◆ Stated problem
Lines that include the word "title" are the ones to copy.

◆ Records for the exercise
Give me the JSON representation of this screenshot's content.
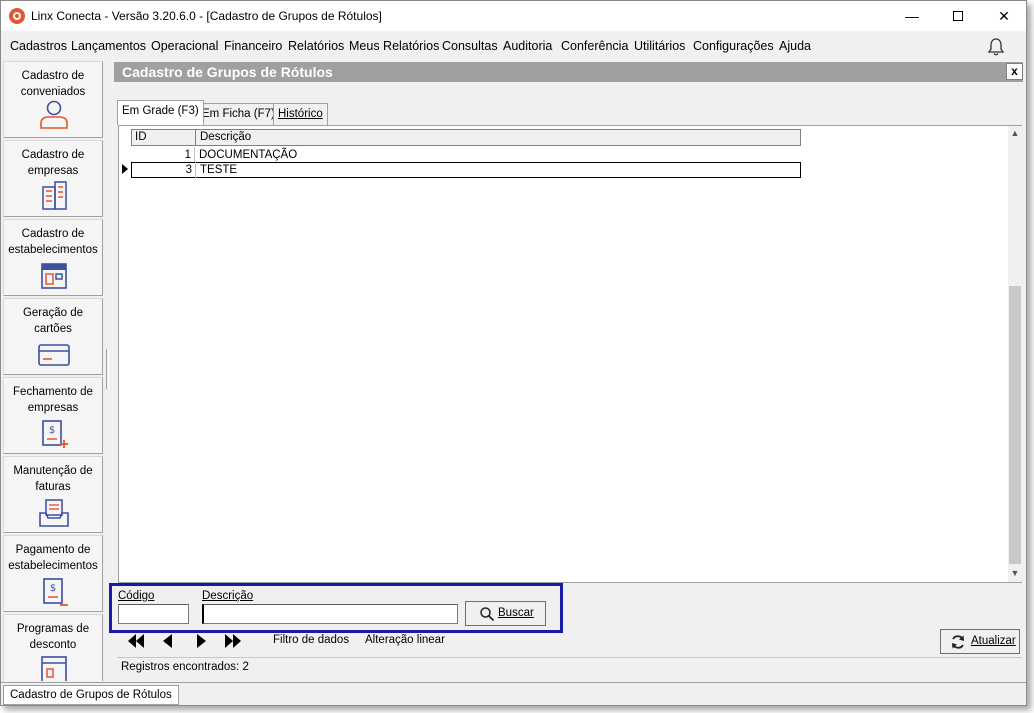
{
  "window": {
    "title": "Linx Conecta - Versão 3.20.6.0 - [Cadastro de Grupos de Rótulos]",
    "minimize": "—",
    "close": "✕"
  },
  "menu": {
    "items": [
      "Cadastros",
      "Lançamentos",
      "Operacional",
      "Financeiro",
      "Relatórios",
      "Meus Relatórios",
      "Consultas",
      "Auditoria",
      "Conferência",
      "Utilitários",
      "Configurações",
      "Ajuda"
    ]
  },
  "sidebar": {
    "items": [
      {
        "label": "Cadastro de conveniados",
        "icon": "person-icon"
      },
      {
        "label": "Cadastro de empresas",
        "icon": "building-icon"
      },
      {
        "label": "Cadastro de estabelecimentos",
        "icon": "store-icon"
      },
      {
        "label": "Geração de cartões",
        "icon": "card-icon"
      },
      {
        "label": "Fechamento de empresas",
        "icon": "invoice-close-icon"
      },
      {
        "label": "Manutenção de faturas",
        "icon": "tray-icon"
      },
      {
        "label": "Pagamento de estabelecimentos",
        "icon": "payment-icon"
      },
      {
        "label": "Programas de desconto",
        "icon": "discount-icon"
      }
    ]
  },
  "form": {
    "title": "Cadastro de Grupos de Rótulos",
    "close_label": "x",
    "tabs": [
      "Em Grade (F3)",
      "Em Ficha (F7)",
      "Histórico"
    ],
    "active_tab": "Em Grade (F3)"
  },
  "grid": {
    "columns": [
      "ID",
      "Descrição"
    ],
    "rows": [
      {
        "id": "1",
        "descricao": "DOCUMENTAÇÃO"
      },
      {
        "id": "3",
        "descricao": "TESTE"
      }
    ],
    "selected_row": 1
  },
  "filter": {
    "codigo_label": "Código",
    "codigo_value": "",
    "descricao_label": "Descrição",
    "descricao_value": "",
    "buscar_label": "Buscar"
  },
  "nav": {
    "filtro_label": "Filtro de dados",
    "alteracao_label": "Alteração linear",
    "atualizar_label": "Atualizar"
  },
  "status": {
    "records": "Registros encontrados: 2"
  },
  "taskbar": {
    "open_form": "Cadastro de Grupos de Rótulos"
  },
  "colors": {
    "highlight_border": "#1a1aa6",
    "form_header": "#a0a0a0",
    "sidebar_icon": "#3d4fa1",
    "accent_orange": "#e4572e"
  }
}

◆ Complete output
    "title": "Linx Conecta - Versão 3.20.6.0 - [Cadastro de Grupos de Rótulos]",
    "title": "Cadastro de Grupos de Rótulos",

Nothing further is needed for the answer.